┌─ Dataset records

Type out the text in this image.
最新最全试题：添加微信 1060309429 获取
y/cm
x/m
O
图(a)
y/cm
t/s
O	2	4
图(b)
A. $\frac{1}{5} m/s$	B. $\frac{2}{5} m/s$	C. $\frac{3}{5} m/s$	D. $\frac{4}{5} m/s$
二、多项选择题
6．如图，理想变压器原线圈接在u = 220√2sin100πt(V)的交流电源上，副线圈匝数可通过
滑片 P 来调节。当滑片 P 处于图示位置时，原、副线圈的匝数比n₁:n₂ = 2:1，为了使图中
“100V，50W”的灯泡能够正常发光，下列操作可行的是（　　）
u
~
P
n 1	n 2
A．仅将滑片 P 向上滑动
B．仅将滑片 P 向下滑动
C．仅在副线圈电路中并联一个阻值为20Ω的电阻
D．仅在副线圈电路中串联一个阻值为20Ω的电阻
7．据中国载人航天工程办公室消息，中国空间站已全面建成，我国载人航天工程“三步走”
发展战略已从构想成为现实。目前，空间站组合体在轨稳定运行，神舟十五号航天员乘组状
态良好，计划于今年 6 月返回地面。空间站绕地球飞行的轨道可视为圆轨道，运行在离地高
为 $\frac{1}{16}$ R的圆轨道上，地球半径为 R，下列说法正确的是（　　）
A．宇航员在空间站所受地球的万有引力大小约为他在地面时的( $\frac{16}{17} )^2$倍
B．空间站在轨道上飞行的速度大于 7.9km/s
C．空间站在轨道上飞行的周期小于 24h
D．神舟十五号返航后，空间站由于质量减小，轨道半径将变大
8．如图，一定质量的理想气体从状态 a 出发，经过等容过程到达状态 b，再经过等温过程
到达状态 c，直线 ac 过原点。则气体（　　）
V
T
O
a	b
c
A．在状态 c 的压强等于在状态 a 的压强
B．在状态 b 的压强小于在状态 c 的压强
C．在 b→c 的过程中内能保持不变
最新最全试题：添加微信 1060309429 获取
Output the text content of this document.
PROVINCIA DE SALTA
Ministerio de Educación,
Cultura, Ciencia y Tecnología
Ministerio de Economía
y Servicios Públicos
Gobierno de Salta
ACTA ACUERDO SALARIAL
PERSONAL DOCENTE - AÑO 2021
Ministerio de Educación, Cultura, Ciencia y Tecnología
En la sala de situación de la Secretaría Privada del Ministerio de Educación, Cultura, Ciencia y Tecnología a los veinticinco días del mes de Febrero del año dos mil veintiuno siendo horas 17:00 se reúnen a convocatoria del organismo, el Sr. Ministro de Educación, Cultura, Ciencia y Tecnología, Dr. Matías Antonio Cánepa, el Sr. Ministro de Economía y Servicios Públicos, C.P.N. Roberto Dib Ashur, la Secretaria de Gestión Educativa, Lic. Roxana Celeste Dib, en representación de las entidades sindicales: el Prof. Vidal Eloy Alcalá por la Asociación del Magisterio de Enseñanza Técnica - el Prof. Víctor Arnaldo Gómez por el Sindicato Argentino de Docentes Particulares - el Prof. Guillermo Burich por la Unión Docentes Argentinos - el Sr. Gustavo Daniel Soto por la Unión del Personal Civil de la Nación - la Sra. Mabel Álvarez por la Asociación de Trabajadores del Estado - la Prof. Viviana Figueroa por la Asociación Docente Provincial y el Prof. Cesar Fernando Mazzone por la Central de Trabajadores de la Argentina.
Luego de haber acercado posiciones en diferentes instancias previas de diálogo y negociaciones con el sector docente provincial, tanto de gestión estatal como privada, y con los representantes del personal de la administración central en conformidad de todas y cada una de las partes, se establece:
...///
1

└─
┌─ Dataset records

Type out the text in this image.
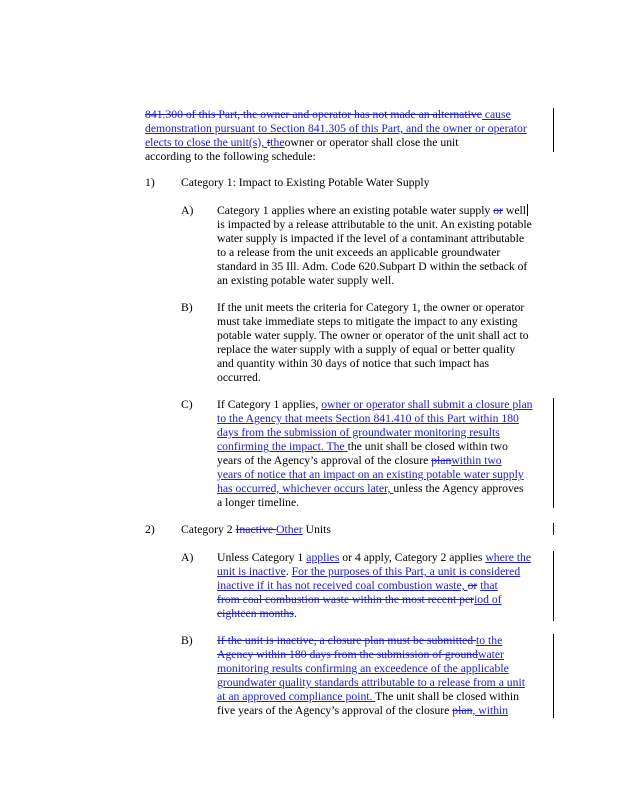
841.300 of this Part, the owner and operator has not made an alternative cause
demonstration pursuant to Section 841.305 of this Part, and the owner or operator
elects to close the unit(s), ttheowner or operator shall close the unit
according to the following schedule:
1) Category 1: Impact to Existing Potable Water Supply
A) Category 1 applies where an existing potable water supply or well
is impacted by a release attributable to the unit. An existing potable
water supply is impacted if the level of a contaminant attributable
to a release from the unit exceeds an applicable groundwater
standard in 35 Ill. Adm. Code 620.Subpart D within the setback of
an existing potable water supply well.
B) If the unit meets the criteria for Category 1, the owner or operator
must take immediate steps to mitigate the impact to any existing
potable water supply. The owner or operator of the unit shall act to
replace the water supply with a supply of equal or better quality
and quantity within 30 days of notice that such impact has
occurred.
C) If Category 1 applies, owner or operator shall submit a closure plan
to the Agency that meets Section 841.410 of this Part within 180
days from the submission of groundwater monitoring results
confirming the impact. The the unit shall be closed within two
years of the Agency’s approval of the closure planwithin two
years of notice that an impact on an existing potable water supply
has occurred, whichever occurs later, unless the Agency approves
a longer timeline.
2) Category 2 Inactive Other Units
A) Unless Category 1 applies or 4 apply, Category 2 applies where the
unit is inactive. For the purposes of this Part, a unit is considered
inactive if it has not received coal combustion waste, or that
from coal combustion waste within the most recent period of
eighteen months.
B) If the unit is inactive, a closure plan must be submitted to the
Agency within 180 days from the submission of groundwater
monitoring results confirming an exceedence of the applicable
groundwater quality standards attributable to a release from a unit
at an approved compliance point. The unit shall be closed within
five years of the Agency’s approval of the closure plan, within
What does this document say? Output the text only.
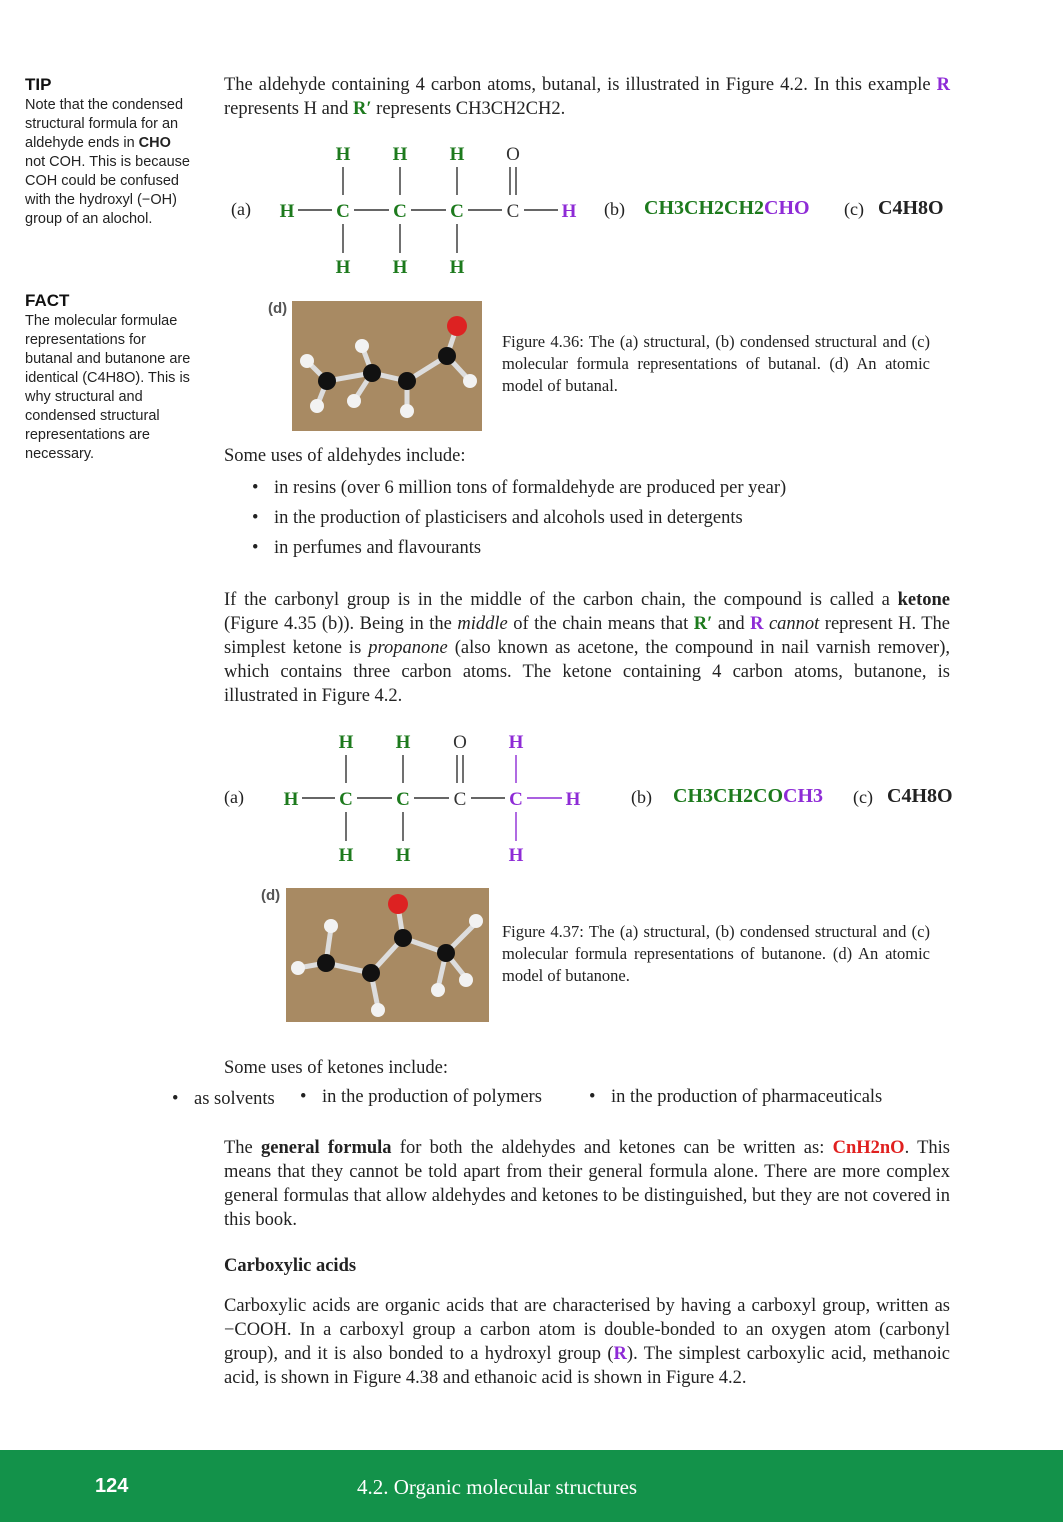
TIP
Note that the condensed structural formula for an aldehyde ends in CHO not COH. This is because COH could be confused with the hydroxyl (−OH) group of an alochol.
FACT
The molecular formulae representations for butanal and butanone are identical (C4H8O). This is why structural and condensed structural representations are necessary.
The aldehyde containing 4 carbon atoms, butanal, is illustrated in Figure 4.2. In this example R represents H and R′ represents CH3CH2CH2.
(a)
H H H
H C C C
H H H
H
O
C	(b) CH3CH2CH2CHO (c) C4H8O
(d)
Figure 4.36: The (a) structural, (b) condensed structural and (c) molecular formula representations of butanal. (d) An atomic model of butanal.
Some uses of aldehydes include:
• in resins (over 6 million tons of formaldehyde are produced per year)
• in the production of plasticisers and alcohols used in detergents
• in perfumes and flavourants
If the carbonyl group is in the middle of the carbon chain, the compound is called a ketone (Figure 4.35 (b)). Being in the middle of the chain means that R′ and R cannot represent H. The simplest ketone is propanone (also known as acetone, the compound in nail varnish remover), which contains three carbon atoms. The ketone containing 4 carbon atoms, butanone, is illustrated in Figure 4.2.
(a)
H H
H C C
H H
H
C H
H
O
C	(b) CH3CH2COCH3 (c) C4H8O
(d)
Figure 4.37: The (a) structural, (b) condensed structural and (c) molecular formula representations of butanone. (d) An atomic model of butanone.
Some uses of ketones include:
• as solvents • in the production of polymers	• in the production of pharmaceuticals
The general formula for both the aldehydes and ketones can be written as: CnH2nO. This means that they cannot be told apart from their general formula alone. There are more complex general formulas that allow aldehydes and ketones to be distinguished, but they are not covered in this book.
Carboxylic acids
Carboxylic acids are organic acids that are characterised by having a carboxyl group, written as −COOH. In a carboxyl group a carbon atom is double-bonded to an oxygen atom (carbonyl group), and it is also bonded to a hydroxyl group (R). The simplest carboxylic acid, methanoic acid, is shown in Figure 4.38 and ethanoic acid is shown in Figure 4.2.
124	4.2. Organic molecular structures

└─
┌─ Dataset records

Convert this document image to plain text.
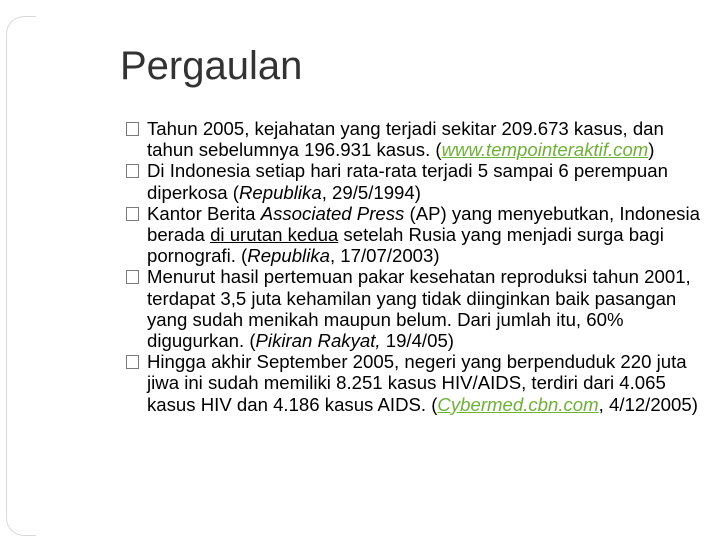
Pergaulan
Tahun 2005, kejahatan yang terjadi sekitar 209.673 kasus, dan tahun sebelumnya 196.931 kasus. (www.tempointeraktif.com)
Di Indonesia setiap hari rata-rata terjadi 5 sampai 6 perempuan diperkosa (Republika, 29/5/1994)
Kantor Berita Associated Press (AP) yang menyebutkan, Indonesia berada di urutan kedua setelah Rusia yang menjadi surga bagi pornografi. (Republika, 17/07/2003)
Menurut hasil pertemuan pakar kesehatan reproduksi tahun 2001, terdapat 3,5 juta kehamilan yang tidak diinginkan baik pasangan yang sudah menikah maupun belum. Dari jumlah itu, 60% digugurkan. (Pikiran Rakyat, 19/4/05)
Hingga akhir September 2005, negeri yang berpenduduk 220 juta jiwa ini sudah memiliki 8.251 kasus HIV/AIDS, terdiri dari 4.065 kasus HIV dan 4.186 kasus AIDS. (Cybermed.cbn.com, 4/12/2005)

└─

*Goal of the exercise*: Where does the word "Tecnología" appear in the listing? List each line that holds it.

*Response below*:
Cultura, Ciencia y Tecnología
Ministerio de Educación, Cultura, Ciencia y Tecnología
En la sala de situación de la Secretaría Privada del Ministerio de Educación, Cultura, Ciencia y Tecnología a los veinticinco días del mes de Febrero del año dos mil veintiuno siendo horas 17:00 se reúnen a convocatoria del organismo, el Sr. Ministro de Educación, Cultura, Ciencia y Tecnología, Dr. Matías Antonio Cánepa, el Sr. Ministro de Economía y Servicios Públicos, C.P.N. Roberto Dib Ashur, la Secretaria de Gestión Educativa, Lic. Roxana Celeste Dib, en representación de las entidades sindicales: el Prof. Vidal Eloy Alcalá por la Asociación del Magisterio de Enseñanza Técnica - el Prof. Víctor Arnaldo Gómez por el Sindicato Argentino de Docentes Particulares - el Prof. Guillermo Burich por la Unión Docentes Argentinos - el Sr. Gustavo Daniel Soto por la Unión del Personal Civil de la Nación - la Sra. Mabel Álvarez por la Asociación de Trabajadores del Estado - la Prof. Viviana Figueroa por la Asociación Docente Provincial y el Prof. Cesar Fernando Mazzone por la Central de Trabajadores de la Argentina.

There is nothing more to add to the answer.